▸ Task material:
►
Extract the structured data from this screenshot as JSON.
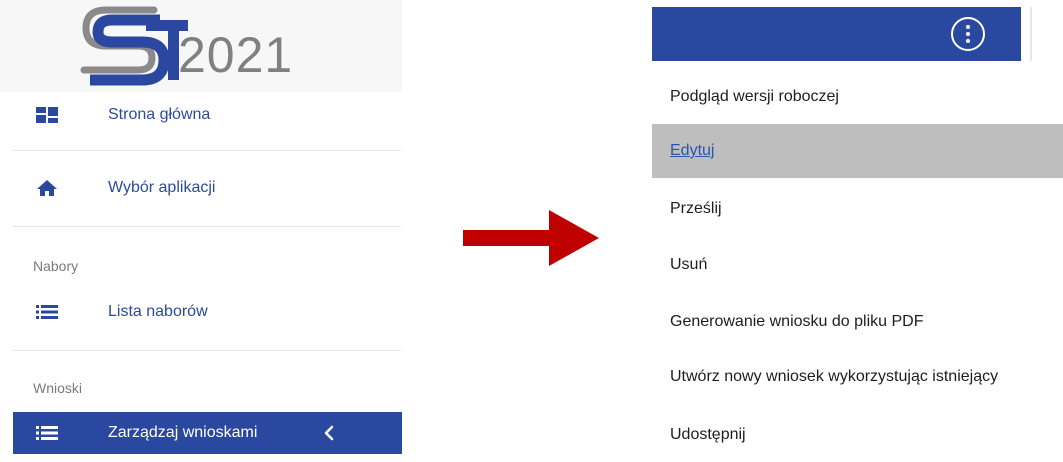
{
  "logo": {
    "letters": "ST",
    "year": "2021"
  },
  "sidebar": {
    "items": [
      {
        "label": "Strona główna",
        "icon": "dashboard-icon"
      },
      {
        "label": "Wybór aplikacji",
        "icon": "home-icon"
      }
    ],
    "sections": [
      {
        "title": "Nabory",
        "items": [
          {
            "label": "Lista naborów",
            "icon": "list-icon"
          }
        ]
      },
      {
        "title": "Wnioski",
        "items": [
          {
            "label": "Zarządzaj wnioskami",
            "icon": "list-icon",
            "active": true,
            "trailing_icon": "chevron-left-icon"
          }
        ]
      }
    ]
  },
  "arrow": {
    "icon": "right-arrow-icon",
    "color": "#c00000"
  },
  "menu": {
    "kebab_icon": "more-vertical-icon",
    "items": [
      "Podgląd wersji roboczej",
      "Edytuj",
      "Prześlij",
      "Usuń",
      "Generowanie wniosku do pliku PDF",
      "Utwórz nowy wniosek wykorzystując istniejący",
      "Udostępnij"
    ],
    "highlighted_item": "Edytuj"
  },
  "colors": {
    "primary": "#2b48a0",
    "link": "#2f52b3",
    "highlight": "#bebebe"
  }
}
◄
▸ What to do: Return all of the entries exactly as written, but drop any pictures they hold.

▸ Full answer:
Extract the structured data from this screenshot as JSON.
{
  "logo": {
    "letters": "ST",
    "year": "2021"
  },
  "sidebar": {
    "items": [
      {
        "label": "Strona główna",
        "icon": "dashboard-icon"
      },
      {
        "label": "Wybór aplikacji",
        "icon": "home-icon"
      }
    ],
    "sections": [
      {
        "title": "Nabory",
        "items": [
          {
            "label": "Lista naborów",
            "icon": "list-icon"
          }
        ]
      },
      {
        "title": "Wnioski",
        "items": [
          {
            "label": "Zarządzaj wnioskami",
            "icon": "list-icon",
            "active": true,
            "trailing_icon": "chevron-left-icon"
          }
        ]
      }
    ]
  },
  "arrow": {
    "icon": "right-arrow-icon",
    "color": "#c00000"
  },
  "menu": {
    "kebab_icon": "more-vertical-icon",
    "items": [
      "Podgląd wersji roboczej",
      "Edytuj",
      "Prześlij",
      "Usuń",
      "Generowanie wniosku do pliku PDF",
      "Utwórz nowy wniosek wykorzystując istniejący",
      "Udostępnij"
    ],
    "highlighted_item": "Edytuj"
  },
  "colors": {
    "primary": "#2b48a0",
    "link": "#2f52b3",
    "highlight": "#bebebe"
  }
}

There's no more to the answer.